Material to process
◆ ◆ ◆ ◆ ◆ ◆ ◆

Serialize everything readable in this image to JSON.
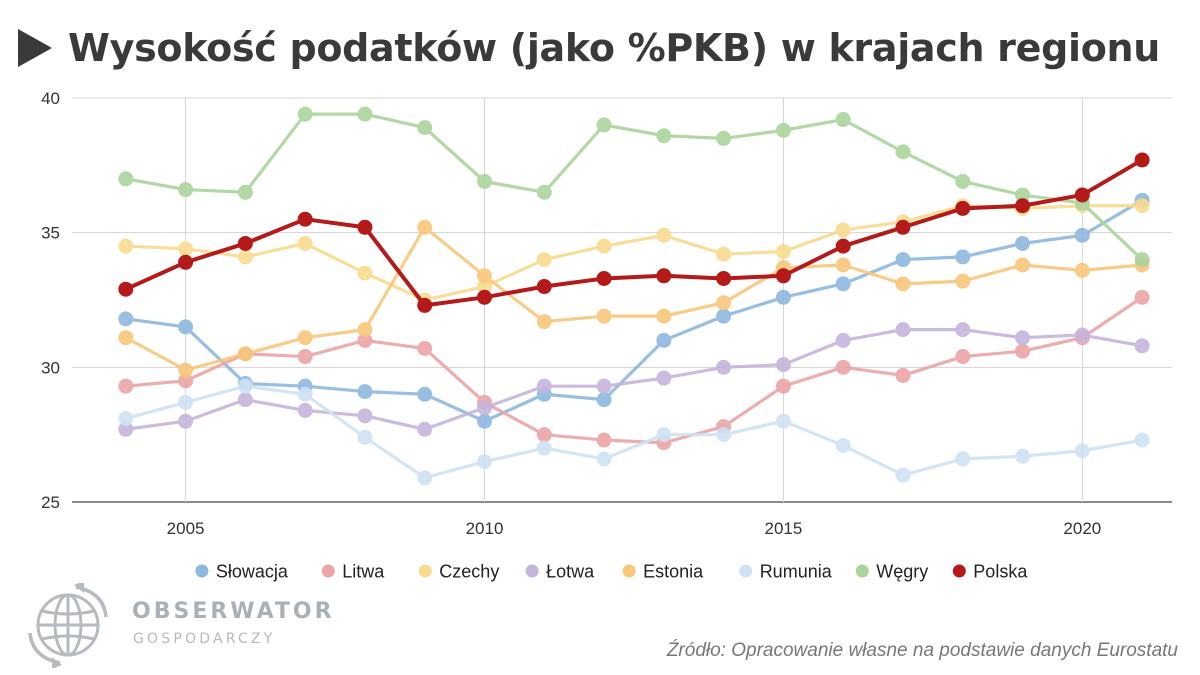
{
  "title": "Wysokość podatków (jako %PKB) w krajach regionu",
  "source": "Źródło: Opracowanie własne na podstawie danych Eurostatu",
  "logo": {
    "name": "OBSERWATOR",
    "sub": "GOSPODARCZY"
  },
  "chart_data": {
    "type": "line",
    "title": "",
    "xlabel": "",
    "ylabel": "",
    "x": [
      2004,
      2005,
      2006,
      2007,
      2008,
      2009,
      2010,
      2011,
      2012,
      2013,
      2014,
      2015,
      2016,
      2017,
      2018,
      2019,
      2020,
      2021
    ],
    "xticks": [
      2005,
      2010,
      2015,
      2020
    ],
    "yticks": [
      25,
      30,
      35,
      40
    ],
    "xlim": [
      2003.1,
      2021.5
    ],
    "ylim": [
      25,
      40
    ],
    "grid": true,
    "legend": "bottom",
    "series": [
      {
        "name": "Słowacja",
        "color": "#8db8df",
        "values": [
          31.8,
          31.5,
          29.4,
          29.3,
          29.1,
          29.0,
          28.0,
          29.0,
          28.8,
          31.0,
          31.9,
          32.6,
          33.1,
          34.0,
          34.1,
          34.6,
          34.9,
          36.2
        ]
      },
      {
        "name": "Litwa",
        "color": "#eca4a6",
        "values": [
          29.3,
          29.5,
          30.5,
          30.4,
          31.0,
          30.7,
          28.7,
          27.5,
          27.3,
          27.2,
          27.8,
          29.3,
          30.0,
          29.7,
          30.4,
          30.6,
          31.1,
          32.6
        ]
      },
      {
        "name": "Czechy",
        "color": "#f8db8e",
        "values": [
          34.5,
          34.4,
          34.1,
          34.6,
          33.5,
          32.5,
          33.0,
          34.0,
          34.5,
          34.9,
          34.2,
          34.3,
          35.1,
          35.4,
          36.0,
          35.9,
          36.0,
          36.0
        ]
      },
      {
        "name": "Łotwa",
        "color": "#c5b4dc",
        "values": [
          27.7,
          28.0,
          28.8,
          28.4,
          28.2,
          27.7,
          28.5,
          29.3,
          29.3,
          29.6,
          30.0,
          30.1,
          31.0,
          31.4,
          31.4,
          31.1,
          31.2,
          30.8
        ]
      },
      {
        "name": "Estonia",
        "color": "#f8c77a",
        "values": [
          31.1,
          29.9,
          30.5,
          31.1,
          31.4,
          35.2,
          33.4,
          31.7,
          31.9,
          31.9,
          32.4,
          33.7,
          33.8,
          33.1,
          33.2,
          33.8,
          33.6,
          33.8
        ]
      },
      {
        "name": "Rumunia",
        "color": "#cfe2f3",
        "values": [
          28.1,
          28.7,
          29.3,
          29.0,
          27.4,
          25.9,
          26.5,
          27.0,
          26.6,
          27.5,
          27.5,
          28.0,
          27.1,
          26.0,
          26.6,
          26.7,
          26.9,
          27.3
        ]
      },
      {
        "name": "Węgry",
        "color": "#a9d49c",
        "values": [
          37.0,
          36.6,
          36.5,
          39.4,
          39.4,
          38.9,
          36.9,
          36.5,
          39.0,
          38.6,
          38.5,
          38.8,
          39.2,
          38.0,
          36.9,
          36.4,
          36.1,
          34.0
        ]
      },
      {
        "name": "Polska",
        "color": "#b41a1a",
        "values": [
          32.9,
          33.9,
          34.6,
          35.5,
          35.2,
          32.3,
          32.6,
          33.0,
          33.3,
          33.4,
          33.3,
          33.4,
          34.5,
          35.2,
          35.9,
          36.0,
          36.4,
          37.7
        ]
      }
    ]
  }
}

◆ ◆ ◆ ◆ ◆ ◆ ◆

Exercise objective
Take every line from the records above that has the word "title" and copy it.

Exercise solution
  "title": "Wysokość podatków (jako %PKB) w krajach regionu",
    "title": "",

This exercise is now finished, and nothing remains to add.